Do this:
Rewrite the part of the film review starting with "Synopsis: A hack" and going on through "the once-lauded director.", using "carpenter" in place of "cabinet-maker".
>> Begin Source
Synopsis: A hack Hollywood screenwriter, Gil (Owen Wilson) with dreams of being a novelist visits Paris with his fiancé (Rachel McAdams) and her parents There he finds a portal to the 1920s where he meets the icons of  20th century literature.
Like a highly competent cabinet-maker, every year for the past two decades or so, Woody Allen has turned out a new piece of work – skilfully made using the best materials but a far cry from the highwater years 1977 (Annie Hall) to 1986 (Hannah And Her Sisters). Post-Mia Farrow, Allen scaled back his ambition and permuted into a seemingly compulsive but no more than safely efficient filmmaker. During this time, various of his output have enticed the occasional “return to form” cry from reviewers, but the general assessment has been one of qualitative slightness and, consequently, a diminishing reputation for the once-lauded director.

Although Midnight In Paris has had its fair share of critical encomiums (with an inexplicability that no doubt would amuse the director it was also a box office success grossing $120m worldwide and being Allen's most commercially successful film) it is very much of muchness  both in form and content with Allen's journeyman approach. He does retro very well (Radio Days, 1987, and Zelig,1983, are delights in this respect) and his Paris in the 1920s, in terms of production values, is classily done. But what lets his film down is a script (which in an other remarkable twist won an Oscar) which is largely a pastiche of Modernist name-dropping and formulaically recycled ideas albeit in a typically reassuring package. All the usual suspects of the 1920s American diaspora in Paris are ticked off and, too often, ticked off again and again whilst Owen Wilson plays the usual Allen schmuck protagonist, agonizing over his artistic credibility and worrying about dying but, as ever, getting the gal.
>> End Source
>> Begin Given data
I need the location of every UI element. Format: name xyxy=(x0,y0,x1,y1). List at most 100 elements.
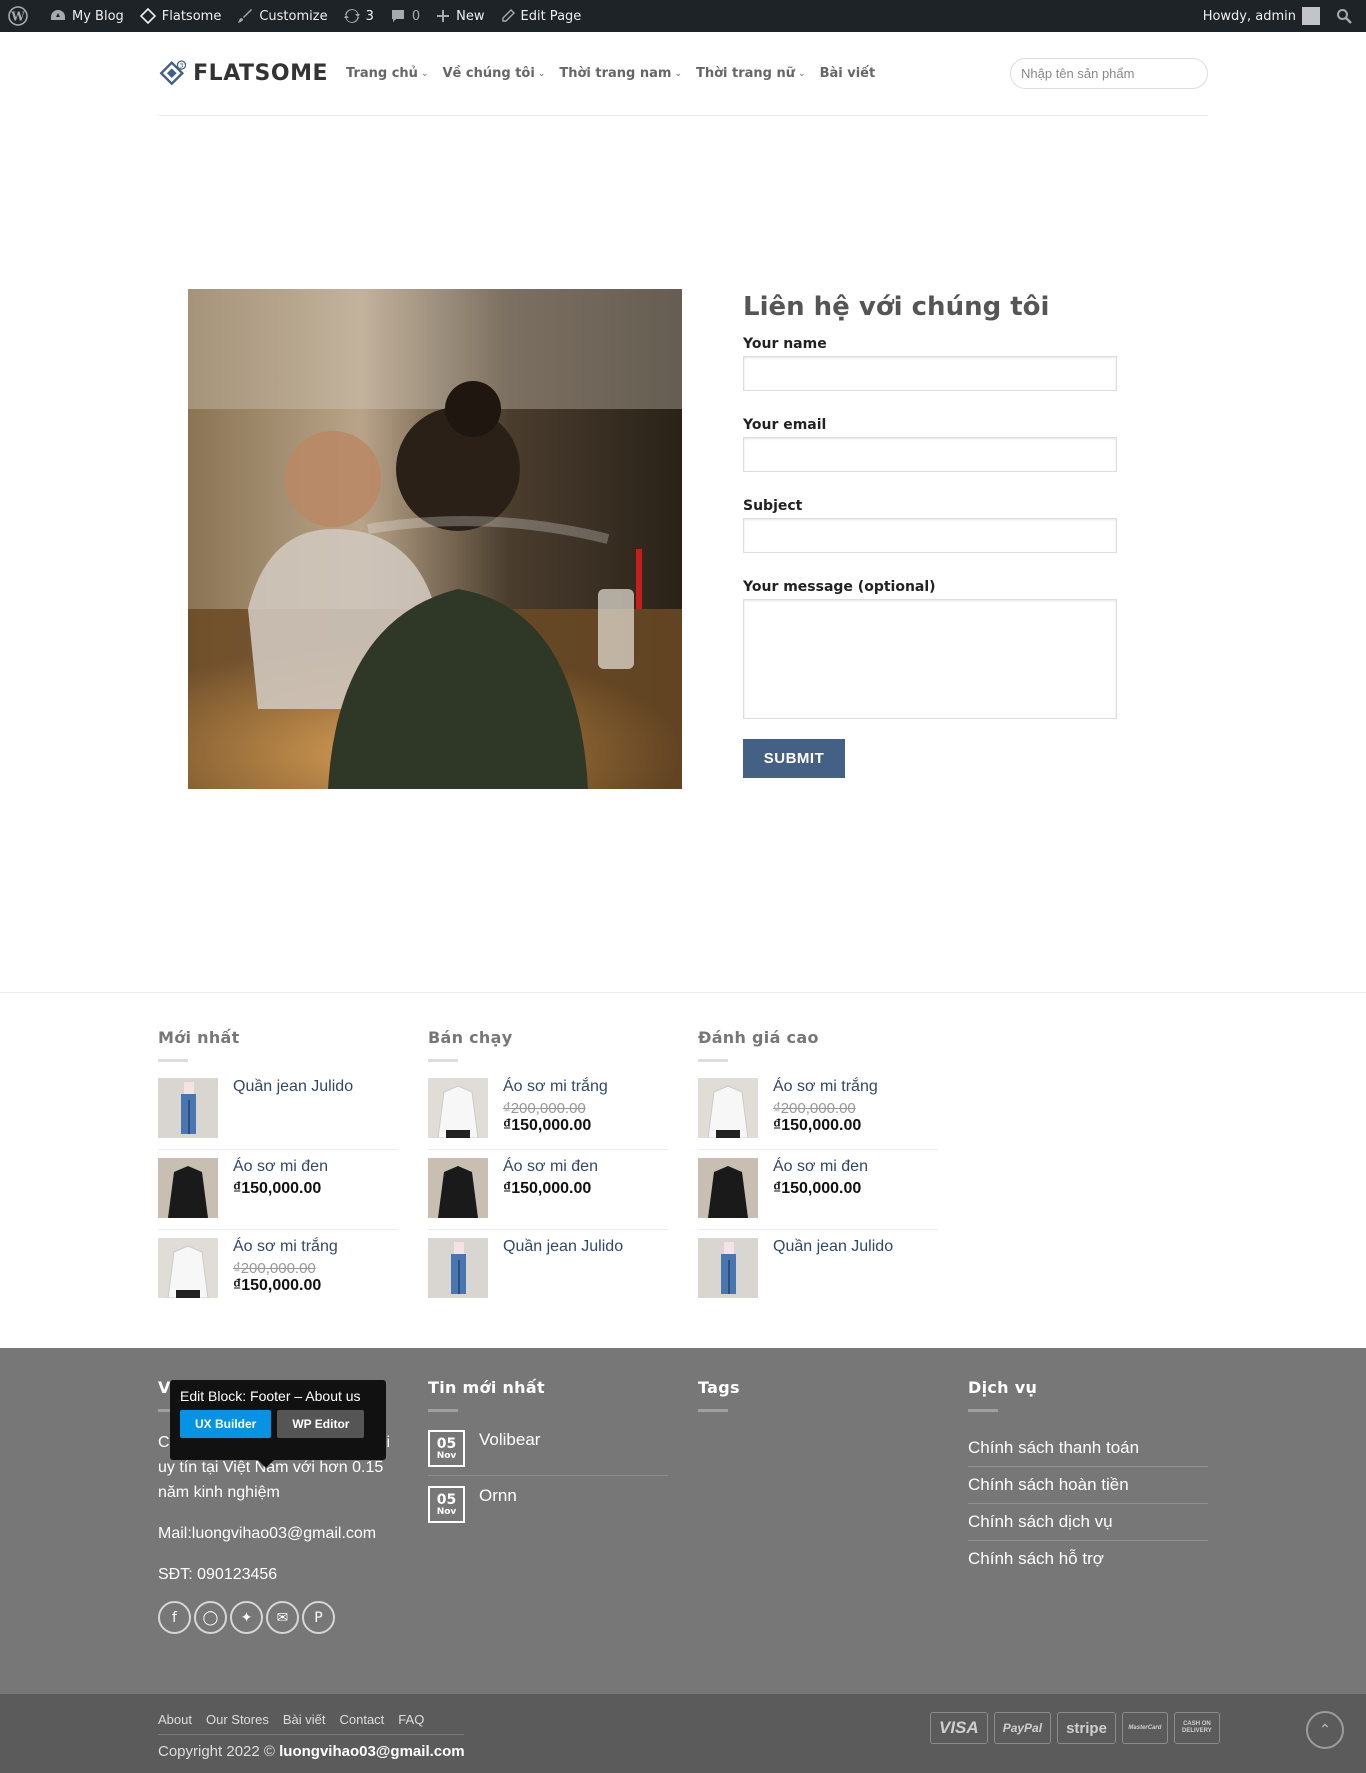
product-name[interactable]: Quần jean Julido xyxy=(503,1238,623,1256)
>> End Given data
Correct answer:
Synopsis: A hack Hollywood screenwriter, Gil (Owen Wilson) with dreams of being a novelist visits Paris with his fiancé (Rachel McAdams) and her parents There he finds a portal to the 1920s where he meets the icons of  20th century literature.
Like a highly competent carpenter, every year for the past two decades or so, Woody Allen has turned out a new piece of work – skilfully made using the best materials but a far cry from the highwater years 1977 (Annie Hall) to 1986 (Hannah And Her Sisters). Post-Mia Farrow, Allen scaled back his ambition and permuted into a seemingly compulsive but no more than safely efficient filmmaker. During this time, various of his output have enticed the occasional “return to form” cry from reviewers, but the general assessment has been one of qualitative slightness and, consequently, a diminishing reputation for the once-lauded director.